__Task statement__
Please transcribe the listing below in full and word for word, without its pictures.

[Start Data excerpts]

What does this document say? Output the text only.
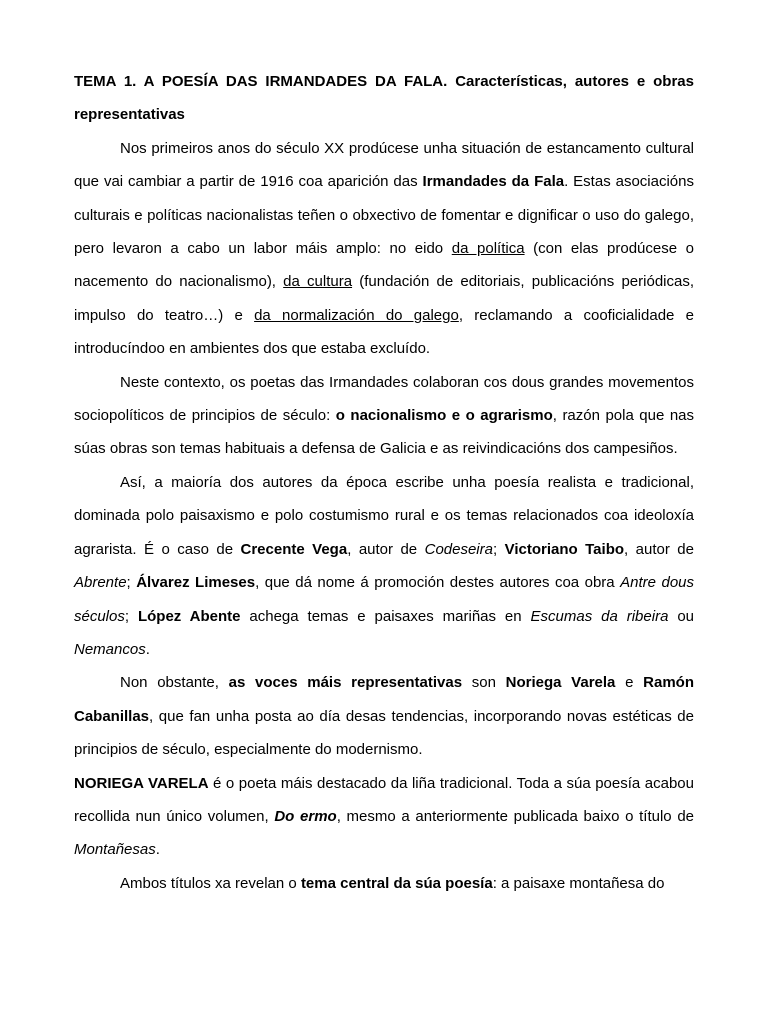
TEMA 1. A POESÍA DAS IRMANDADES DA FALA. Características, autores e obras representativas

Nos primeiros anos do século XX prodúcese unha situación de estancamento cultural que vai cambiar a partir de 1916 coa aparición das Irmandades da Fala. Estas asociacións culturais e políticas nacionalistas teñen o obxectivo de fomentar e dignificar o uso do galego, pero levaron a cabo un labor máis amplo: no eido da política (con elas prodúcese o nacemento do nacionalismo), da cultura (fundación de editoriais, publicacións periódicas, impulso do teatro…) e da normalización do galego, reclamando a cooficialidade e introducíndoo en ambientes dos que estaba excluído.

Neste contexto, os poetas das Irmandades colaboran cos dous grandes movementos sociopolíticos de principios de século: o nacionalismo e o agrarismo, razón pola que nas súas obras son temas habituais a defensa de Galicia e as reivindicacións dos campesiños.

Así, a maioría dos autores da época escribe unha poesía realista e tradicional, dominada polo paisaxismo e polo costumismo rural e os temas relacionados coa ideoloxía agrarista. É o caso de Crecente Vega, autor de Codeseira; Victoriano Taibo, autor de Abrente; Álvarez Limeses, que dá nome á promoción destes autores coa obra Antre dous séculos; López Abente achega temas e paisaxes mariñas en Escumas da ribeira ou Nemancos.

Non obstante, as voces máis representativas son Noriega Varela e Ramón Cabanillas, que fan unha posta ao día desas tendencias, incorporando novas estéticas de principios de século, especialmente do modernismo.

NORIEGA VARELA é o poeta máis destacado da liña tradicional. Toda a súa poesía acabou recollida nun único volumen, Do ermo, mesmo a anteriormente publicada baixo o título de Montañesas.

Ambos títulos xa revelan o tema central da súa poesía: a paisaxe montañesa do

[End Data excerpts]

__Answer to the exercise__
What does this document say? Output the text only.
TEMA 1. A POESÍA DAS IRMANDADES DA FALA. Características, autores e obras representativas

Nos primeiros anos do século XX prodúcese unha situación de estancamento cultural que vai cambiar a partir de 1916 coa aparición das Irmandades da Fala. Estas asociacións culturais e políticas nacionalistas teñen o obxectivo de fomentar e dignificar o uso do galego, pero levaron a cabo un labor máis amplo: no eido da política (con elas prodúcese o nacemento do nacionalismo), da cultura (fundación de editoriais, publicacións periódicas, impulso do teatro…) e da normalización do galego, reclamando a cooficialidade e introducíndoo en ambientes dos que estaba excluído.

Neste contexto, os poetas das Irmandades colaboran cos dous grandes movementos sociopolíticos de principios de século: o nacionalismo e o agrarismo, razón pola que nas súas obras son temas habituais a defensa de Galicia e as reivindicacións dos campesiños.

Así, a maioría dos autores da época escribe unha poesía realista e tradicional, dominada polo paisaxismo e polo costumismo rural e os temas relacionados coa ideoloxía agrarista. É o caso de Crecente Vega, autor de Codeseira; Victoriano Taibo, autor de Abrente; Álvarez Limeses, que dá nome á promoción destes autores coa obra Antre dous séculos; López Abente achega temas e paisaxes mariñas en Escumas da ribeira ou Nemancos.

Non obstante, as voces máis representativas son Noriega Varela e Ramón Cabanillas, que fan unha posta ao día desas tendencias, incorporando novas estéticas de principios de século, especialmente do modernismo.

NORIEGA VARELA é o poeta máis destacado da liña tradicional. Toda a súa poesía acabou recollida nun único volumen, Do ermo, mesmo a anteriormente publicada baixo o título de Montañesas.

Ambos títulos xa revelan o tema central da súa poesía: a paisaxe montañesa do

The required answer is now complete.